━━ Task material

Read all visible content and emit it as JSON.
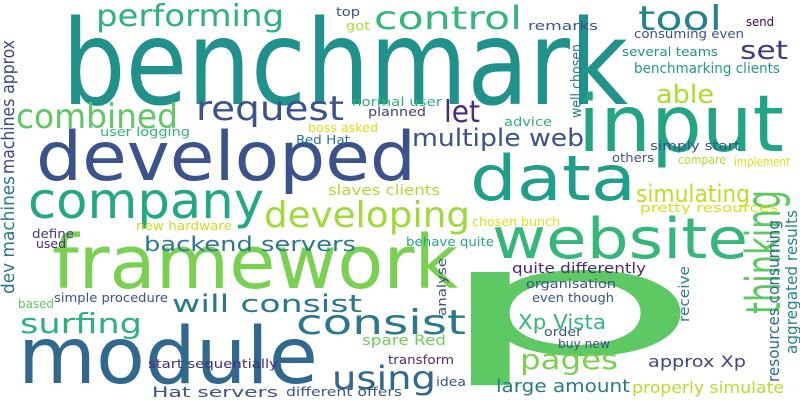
{
  "words": [
    {
      "text": "p",
      "color": "#5ec962"
    },
    {
      "text": "benchmark",
      "color": "#21918c"
    },
    {
      "text": "module",
      "color": "#31688e"
    },
    {
      "text": "framework",
      "color": "#7ad151"
    },
    {
      "text": "developed",
      "color": "#3b528b"
    },
    {
      "text": "input",
      "color": "#21a585"
    },
    {
      "text": "website",
      "color": "#35b779"
    },
    {
      "text": "data",
      "color": "#1f9e89"
    },
    {
      "text": "company",
      "color": "#22a884"
    },
    {
      "text": "developing",
      "color": "#a0da39"
    },
    {
      "text": "consist",
      "color": "#2a788e"
    },
    {
      "text": "control",
      "color": "#35b779"
    },
    {
      "text": "using",
      "color": "#31688e"
    },
    {
      "text": "thinking",
      "color": "#5ec962"
    },
    {
      "text": "combined",
      "color": "#5ec962"
    },
    {
      "text": "performing",
      "color": "#2db27d"
    },
    {
      "text": "tool",
      "color": "#26828e"
    },
    {
      "text": "request",
      "color": "#3b528b"
    },
    {
      "text": "able",
      "color": "#addc30"
    },
    {
      "text": "set",
      "color": "#443983"
    },
    {
      "text": "surfing",
      "color": "#2db27d"
    },
    {
      "text": "pages",
      "color": "#7ad151"
    },
    {
      "text": "let",
      "color": "#472d7b"
    },
    {
      "text": "will consist",
      "color": "#2a788e"
    },
    {
      "text": "multiple web",
      "color": "#3b528b"
    },
    {
      "text": "simulating",
      "color": "#bddf26"
    },
    {
      "text": "backend servers",
      "color": "#2a788e"
    },
    {
      "text": "Xp Vista",
      "color": "#35b779"
    },
    {
      "text": "large amount",
      "color": "#2a788e"
    },
    {
      "text": "approx Xp",
      "color": "#414487"
    },
    {
      "text": "properly simulate",
      "color": "#b5de2b"
    },
    {
      "text": "spare Red",
      "color": "#6ece58"
    },
    {
      "text": "Hat servers",
      "color": "#3b528b"
    },
    {
      "text": "benchmarking clients",
      "color": "#1f9a8a"
    },
    {
      "text": "machines approx",
      "color": "#3e4989"
    },
    {
      "text": "dev machines",
      "color": "#2a788e"
    },
    {
      "text": "aggregated results",
      "color": "#25848e"
    },
    {
      "text": "resources consuming",
      "color": "#31688e"
    },
    {
      "text": "consuming even",
      "color": "#3b528b"
    },
    {
      "text": "several teams",
      "color": "#21918c"
    },
    {
      "text": "user logging",
      "color": "#2db27d"
    },
    {
      "text": "slaves clients",
      "color": "#addc30"
    },
    {
      "text": "simply start",
      "color": "#3b528b"
    },
    {
      "text": "quite differently",
      "color": "#482878"
    },
    {
      "text": "behave quite",
      "color": "#22a884"
    },
    {
      "text": "pretty resources",
      "color": "#d2e21b"
    },
    {
      "text": "chosen bunch",
      "color": "#d8e219"
    },
    {
      "text": "new hardware",
      "color": "#c8e020"
    },
    {
      "text": "normal user",
      "color": "#2db27d"
    },
    {
      "text": "Red Hat",
      "color": "#2a788e"
    },
    {
      "text": "boss asked",
      "color": "#d8e219"
    },
    {
      "text": "advice",
      "color": "#2db27d"
    },
    {
      "text": "planned",
      "color": "#443983"
    },
    {
      "text": "remarks",
      "color": "#3b528b"
    },
    {
      "text": "send",
      "color": "#440154"
    },
    {
      "text": "top",
      "color": "#3b528b"
    },
    {
      "text": "got",
      "color": "#addc30"
    },
    {
      "text": "well chosen",
      "color": "#2a788e"
    },
    {
      "text": "others",
      "color": "#3b528b"
    },
    {
      "text": "compare",
      "color": "#addc30"
    },
    {
      "text": "implement",
      "color": "#d8e219"
    },
    {
      "text": "define",
      "color": "#443983"
    },
    {
      "text": "used",
      "color": "#482878"
    },
    {
      "text": "analyse",
      "color": "#3b528b"
    },
    {
      "text": "organisation",
      "color": "#3b528b"
    },
    {
      "text": "even though",
      "color": "#3b528b"
    },
    {
      "text": "receive",
      "color": "#2a788e"
    },
    {
      "text": "order",
      "color": "#3b528b"
    },
    {
      "text": "buy new",
      "color": "#3b528b"
    },
    {
      "text": "transform",
      "color": "#472d7b"
    },
    {
      "text": "idea",
      "color": "#3b528b"
    },
    {
      "text": "based",
      "color": "#5ec962"
    },
    {
      "text": "simple procedure",
      "color": "#3b528b"
    },
    {
      "text": "start sequentially",
      "color": "#472d7b"
    },
    {
      "text": "different offers",
      "color": "#3b528b"
    }
  ]
}
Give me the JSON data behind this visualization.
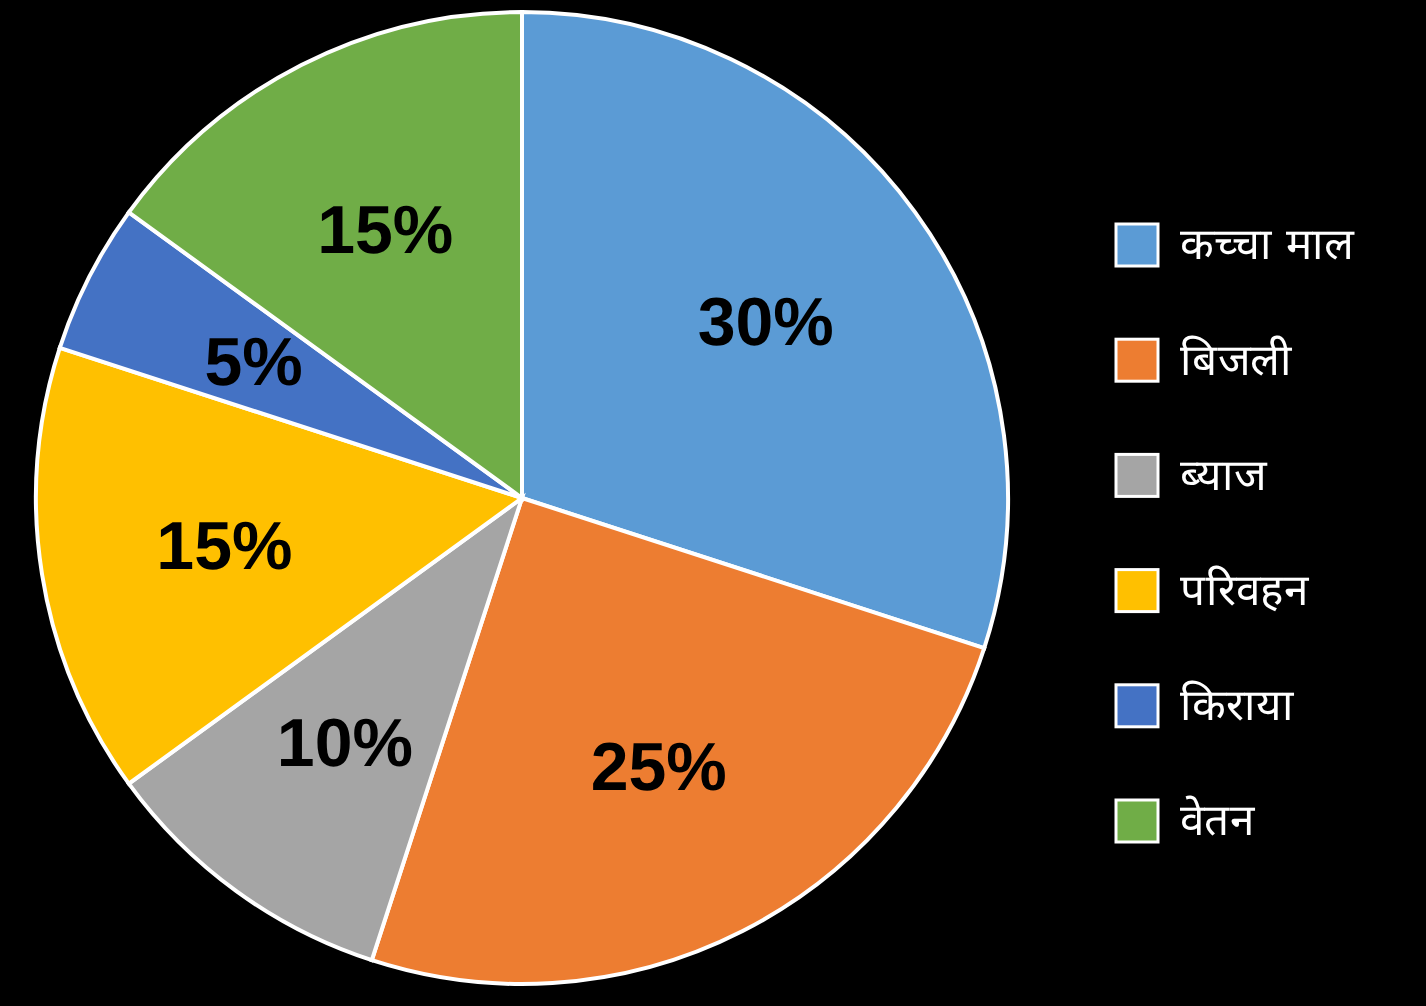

━━━━

■ **Objective**:
Find the lines that include the string "JSON", then copy each of them.

■ **The response**:
Read all visible content and emit it as JSON.
Give me the JSON data behind this visualization.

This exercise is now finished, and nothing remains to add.